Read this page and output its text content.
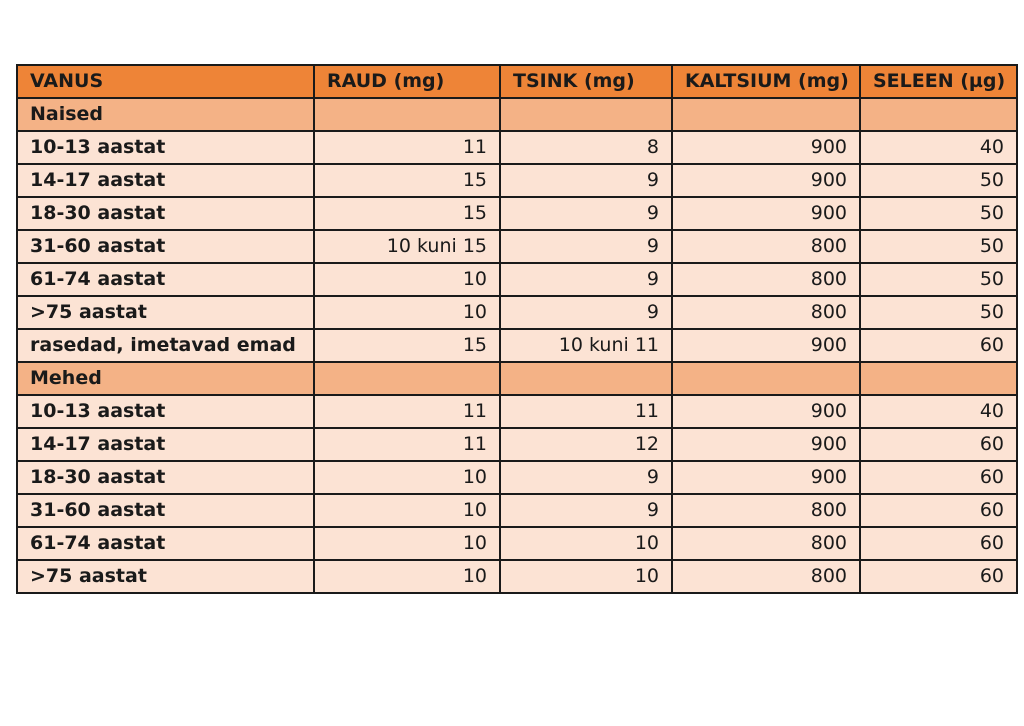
VANUS	RAUD (mg)	TSINK (mg)	KALTSIUM (mg)	SELEEN (µg)
Naised				
10-13 aastat	11	8	900	40
14-17 aastat	15	9	900	50
18-30 aastat	15	9	900	50
31-60 aastat	10 kuni 15	9	800	50
61-74 aastat	10	9	800	50
>75 aastat	10	9	800	50
rasedad, imetavad emad	15	10 kuni 11	900	60
Mehed				
10-13 aastat	11	11	900	40
14-17 aastat	11	12	900	60
18-30 aastat	10	9	900	60
31-60 aastat	10	9	800	60
61-74 aastat	10	10	800	60
>75 aastat	10	10	800	60
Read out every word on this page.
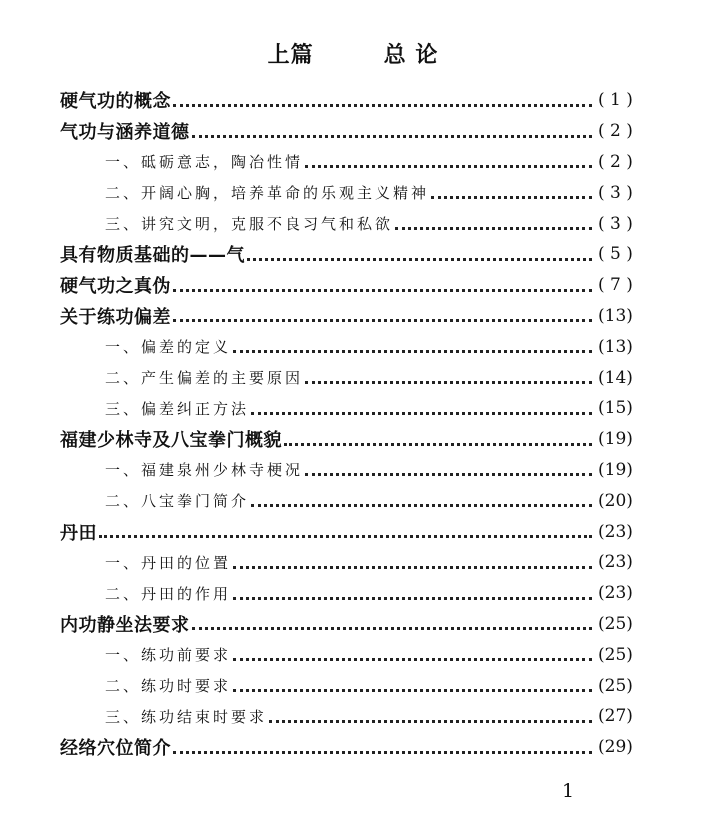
上篇	总 论
硬气功的概念	( 1 )
气功与涵养道德	( 2 )
一、砥砺意志，陶冶性情	( 2 )
二、开阔心胸，培养革命的乐观主义精神	( 3 )
三、讲究文明，克服不良习气和私欲	( 3 )
具有物质基础的——气	( 5 )
硬气功之真伪	( 7 )
关于练功偏差	(13)
一、偏差的定义	(13)
二、产生偏差的主要原因	(14)
三、偏差纠正方法	(15)
福建少林寺及八宝拳门概貌	(19)
一、福建泉州少林寺梗况	(19)
二、八宝拳门简介	(20)
丹田	(23)
一、丹田的位置	(23)
二、丹田的作用	(23)
内功静坐法要求	(25)
一、练功前要求	(25)
二、练功时要求	(25)
三、练功结束时要求	(27)
经络穴位简介	(29)
1
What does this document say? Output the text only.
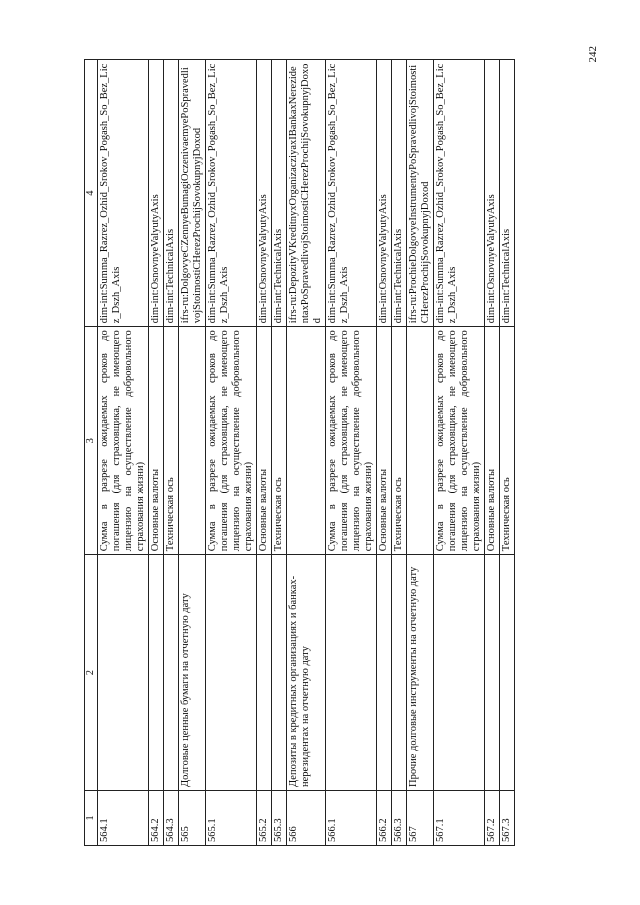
242
1	2	3	4
564.1		Сумма в разрезе ожидаемых сроков до погашения (для страховщика, не имеющего лицензию на осуществление добровольного страхования жизни)	dim-int:Summa_Razrez_Ozhid_Srokov_Pogash_So_Bez_Licz_Dszh_Axis
564.2		Основные валюты	dim-int:OsnovnyeValyutyAxis
564.3		Техническая ось	dim-int:TechnicalAxis
565	Долговые ценные бумаги на отчетную дату		ifrs-ru:DolgovyeCZennyeBumagiOczenivaemyePoSpravedlivojStoimostiCHerezProchijSovokupnyjDoxod
565.1		Сумма в разрезе ожидаемых сроков до погашения (для страховщика, не имеющего лицензию на осуществление добровольного страхования жизни)	dim-int:Summa_Razrez_Ozhid_Srokov_Pogash_So_Bez_Licz_Dszh_Axis
565.2		Основные валюты	dim-int:OsnovnyeValyutyAxis
565.3		Техническая ось	dim-int:TechnicalAxis
566	Депозиты в кредитных организациях и банках-нерезидентах на отчетную дату		ifrs-ru:DepozityVKreditnyxOrganizacziyaxIBankaxNerezidentaxPoSpravedlivojStoimostiCHerezProchijSovokupnyjDoxod
566.1		Сумма в разрезе ожидаемых сроков до погашения (для страховщика, не имеющего лицензию на осуществление добровольного страхования жизни)	dim-int:Summa_Razrez_Ozhid_Srokov_Pogash_So_Bez_Licz_Dszh_Axis
566.2		Основные валюты	dim-int:OsnovnyeValyutyAxis
566.3		Техническая ось	dim-int:TechnicalAxis
567	Прочие долговые инструменты на отчетную дату		ifrs-ru:ProchieDolgovyeInstrumentyPoSpravedlivojStoimostiCHerezProchijSovokupnyjDoxod
567.1		Сумма в разрезе ожидаемых сроков до погашения (для страховщика, не имеющего лицензию на осуществление добровольного страхования жизни)	dim-int:Summa_Razrez_Ozhid_Srokov_Pogash_So_Bez_Licz_Dszh_Axis
567.2		Основные валюты	dim-int:OsnovnyeValyutyAxis
567.3		Техническая ось	dim-int:TechnicalAxis
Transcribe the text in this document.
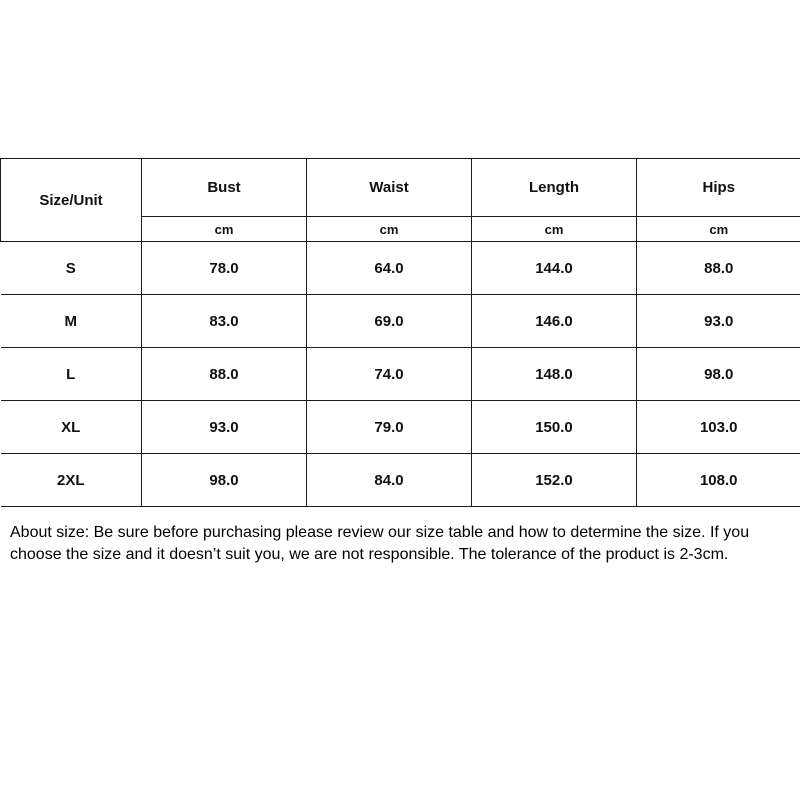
Size/Unit	Bust	Waist	Length	Hips
	cm	cm	cm	cm
S	78.0	64.0	144.0	88.0
M	83.0	69.0	146.0	93.0
L	88.0	74.0	148.0	98.0
XL	93.0	79.0	150.0	103.0
2XL	98.0	84.0	152.0	108.0

About size: Be sure before purchasing please review our size table and how to determine the size. If you choose the size and it doesn’t suit you, we are not responsible. The tolerance of the product is 2-3cm.
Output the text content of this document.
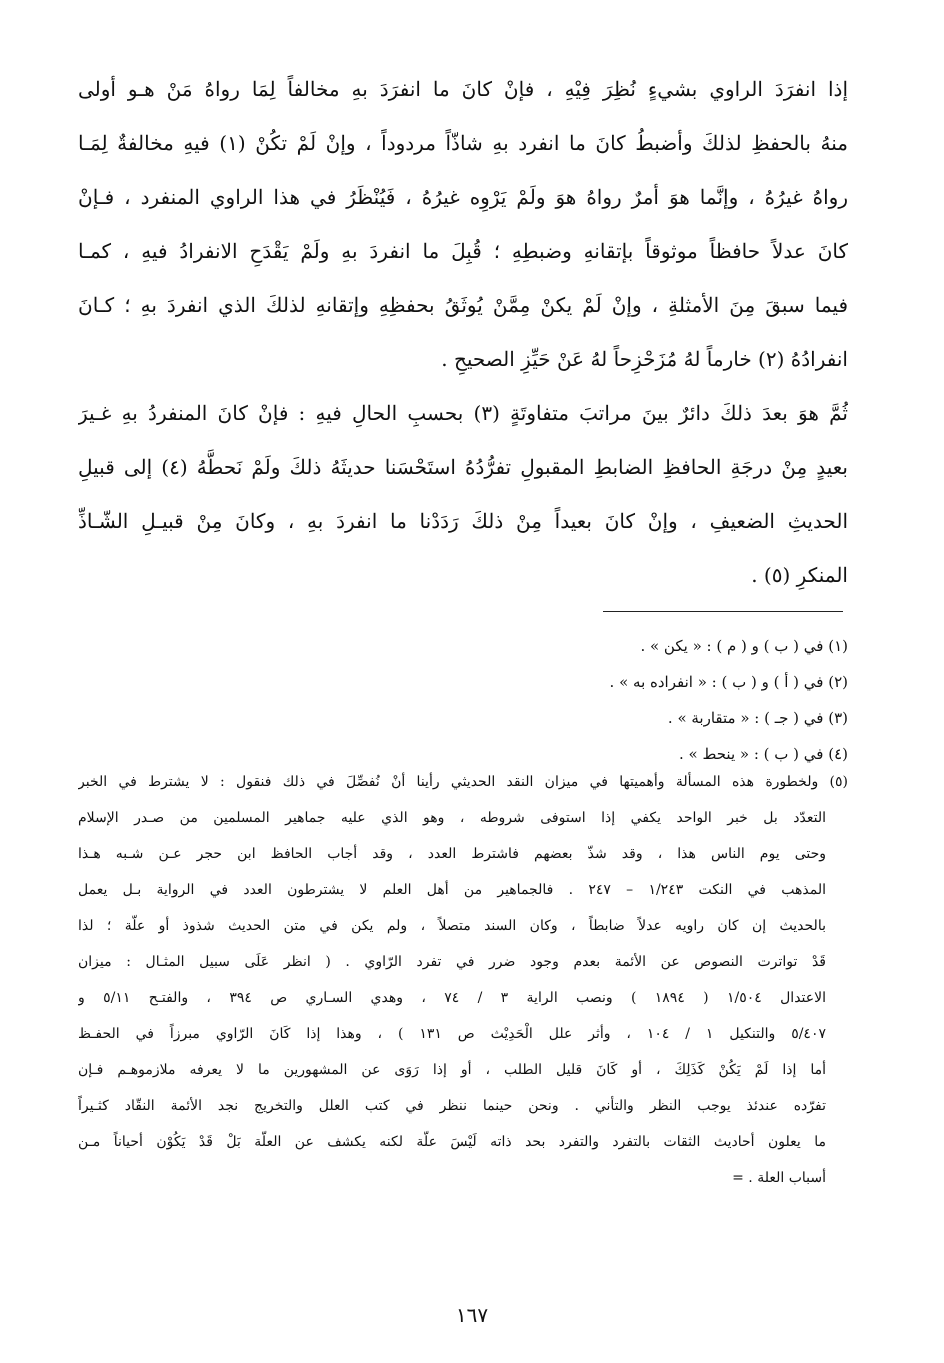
إذا انفرَدَ الراوي بشيءٍ نُظِرَ فِيْهِ ، فإنْ كانَ ما انفرَدَ بهِ مخالفاً لِمَا رواهُ مَنْ هـو أولى
منهُ بالحفظِ لذلكَ وأضبطُ كانَ ما انفرد بهِ شاذّاً مردوداً ، وإنْ لَمْ تكُنْ (١) فيهِ مخالفةٌ لِمَـا
رواهُ غيرُهُ ، وإنَّما هوَ أمرٌ رواهُ هوَ ولَمْ يَرْوِه غيرُهُ ، فَيُنْظَرُ في هذا الراوي المنفرد ، فـإنْ
كانَ عدلاً حافظاً موثوقاً بإتقانهِ وضبطِهِ ؛ قُبِلَ ما انفردَ بهِ ولَمْ يَقْدَحِ الانفرادُ فيهِ ، كمـا
فيما سبقَ مِنَ الأمثلةِ ، وإنْ لَمْ يكنْ مِمَّنْ يُوثَقُ بحفظِهِ وإتقانهِ لذلكَ الذي انفردَ بهِ ؛ كـانَ
انفرادُهُ (٢) خارماً لهُ مُزَحْزِحاً لهُ عَنْ حَيِّزِ الصحيحِ .
ثُمَّ هوَ بعدَ ذلكَ دائرٌ بينَ مراتبَ متفاوتَةٍ (٣) بحسبِ الحالِ فيهِ : فإنْ كانَ المنفردُ بهِ غـيرَ
بعيدٍ مِنْ درجَةِ الحافظِ الضابطِ المقبولِ تفرُّدُهُ استَحْسَنا حديثَهُ ذلكَ ولَمْ نَحطَّهُ (٤) إلى قبيلِ
الحديثِ الضعيفِ ، وإنْ كانَ بعيداً مِنْ ذلكَ رَدَدْنا ما انفردَ بهِ ، وكانَ مِنْ قبيـلِ الشّـاذِّ
المنكرِ (٥) .
(١) في ( ب ) و ( م ) : « يكن » .
(٢) في ( أ ) و ( ب ) : « انفراده به » .
(٣) في ( جـ ) : « متقاربة » .
(٤) في ( ب ) : « ينحط » .
(٥) ولخطورة هذه المسألة وأهميتها في ميزان النقد الحديثي رأينا أنْ نُفصِّلَ في ذلك فنقول : لا يشترط في الخبر
التعدّد بل خبر الواحد يكفي إذا استوفى شروطه ، وهو الذي عليه جماهير المسلمين من صـدر الإسلام
وحتى يوم الناس هذا ، وقد شذّ بعضهم فاشترط العدد ، وقد أجاب الحافظ ابن حجر عـن شـبه هـذا
المذهب في النكت ١/٢٤٣ – ٢٤٧ . فالجماهير من أهل العلم لا يشترطون العدد في الرواية بـل يعمل
بالحديث إن كان راويه عدلاً ضابطاً ، وكان السند متصلاً ، ولم يكن في متن الحديث شذوذ أو علّة ؛ لذا
قَدْ تواترت النصوص عن الأئمة بعدم وجود ضرر في تفرد الرّاوي . ( انظر عَلَى سبيل المثـال : ميزان
الاعتدال ١/٥٠٤ ( ١٨٩٤ ) ونصب الراية ٣ / ٧٤ ، وهدي السـاري ص ٣٩٤ ، والفتـح ٥/١١ و
٥/٤٠٧ والتنكيل ١ / ١٠٤ ، وأثر علل الْحَدِيْث ص ١٣١ ) ، وهذا إذا كَانَ الرّاوي مبرزاً في الحفـظ
أما إذا لَمْ يَكُنْ كَذَلِكَ ، أو كَانَ قليل الطلب ، أو إذا رَوَى عن المشهورين ما لا يعرفه ملازموهـم فـإن
تفرّده عندئذ يوجب النظر والتأني . ونحن حينما ننظر في كتب العلل والتخريج نجد الأئمة النقّاد كثـيراً
ما يعلون أحاديث الثقات بالتفرد والتفرد بحد ذاته لَيْسَ علّة لكنه يكشف عن العلّة بَلْ قَدْ يَكُوْن أحياناً مـن
أسباب العلة . =
١٦٧
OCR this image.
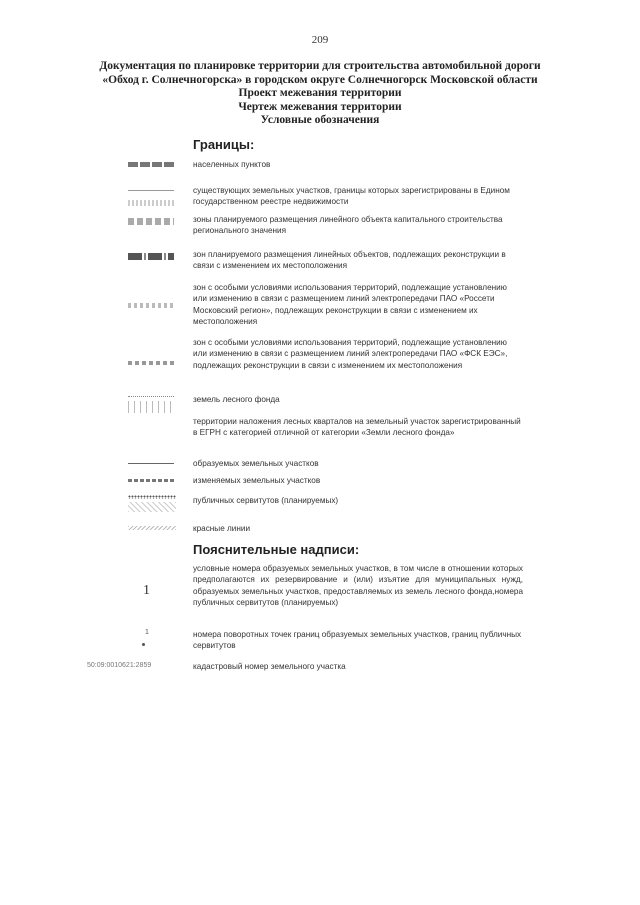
209
Документация по планировке территории для строительства автомобильной дороги
«Обход г. Солнечногорска» в городском округе Солнечногорск Московской области
Проект межевания территории
Чертеж межевания территории
Условные обозначения
Границы:
населенных пунктов
существующих земельных участков, границы которых зарегистрированы в Едином государственном реестре недвижимости
зоны планируемого размещения линейного объекта капитального строительства регионального значения
зон планируемого размещения линейных объектов, подлежащих реконструкции в связи с изменением их местоположения
зон с особыми условиями использования территорий, подлежащие установлению или изменению в связи с размещением линий электропередачи ПАО «Россети Московский регион», подлежащих реконструкции в связи с изменением их местоположения
зон с особыми условиями использования территорий, подлежащие установлению или изменению в связи с размещением линий электропередачи ПАО «ФСК ЕЭС», подлежащих реконструкции в связи с изменением их местоположения
земель лесного фонда
территории наложения лесных кварталов на земельный участок зарегистрированный в ЕГРН с категорией отличной от категории «Земли лесного фонда»
образуемых земельных участков
изменяемых земельных участков
публичных сервитутов (планируемых)
красные линии
Пояснительные надписи:
1
условные номера образуемых земельных участков, в том числе в отношении которых предполагаются их резервирование и (или) изъятие для муниципальных нужд, образуемых земельных участков, предоставляемых из земель лесного фонда,номера публичных сервитутов (планируемых)
1	номера поворотных точек границ образуемых земельных участков, границ публичных сервитутов
50:09:0010621:2859	кадастровый номер земельного участка
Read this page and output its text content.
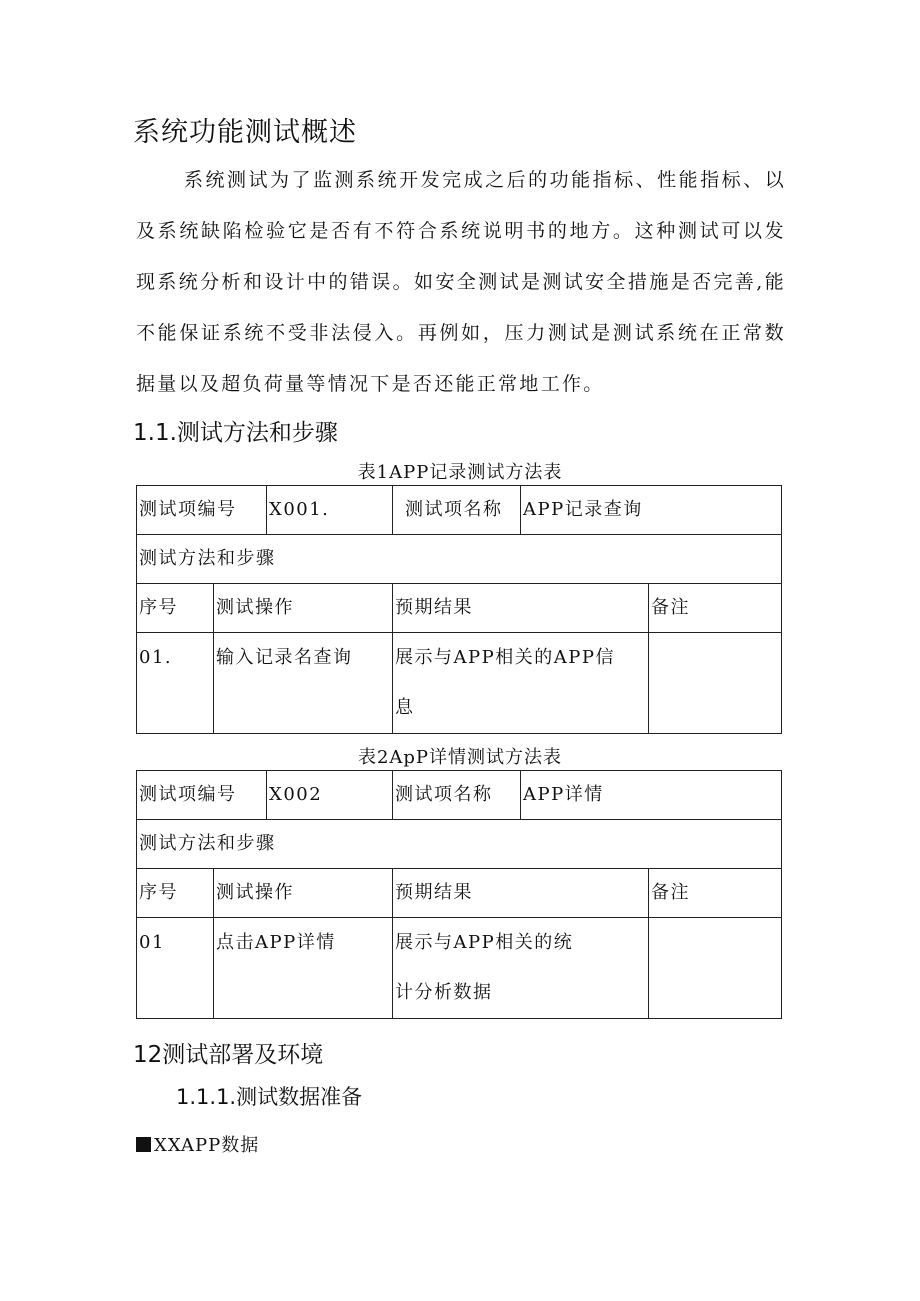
系统功能测试概述
系统测试为了监测系统开发完成之后的功能指标、性能指标、以及系统缺陷检验它是否有不符合系统说明书的地方。这种测试可以发现系统分析和设计中的错误。如安全测试是测试安全措施是否完善,能不能保证系统不受非法侵入。再例如，压力测试是测试系统在正常数据量以及超负荷量等情况下是否还能正常地工作。
1.1.测试方法和步骤
表1APP记录测试方法表
测试项编号		X001.	测试项名称	APP记录查询	
测试方法和步骤					
序号	测试操作		预期结果		备注
01.	输入记录名查询		展示与APP相关的APP信息		
表2ApP详情测试方法表
测试项编号		X002	测试项名称	APP详情	
测试方法和步骤					
序号	测试操作		预期结果		备注
01	点击APP详情		展示与APP相关的统计分析数据		
12测试部署及环境
1.1.1.测试数据准备
XXAPP数据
☆ ☆ ☆ ☆
* [Task to complete]:
Report the number of lines that contain "document", with no other words.

* [The completed task]:
3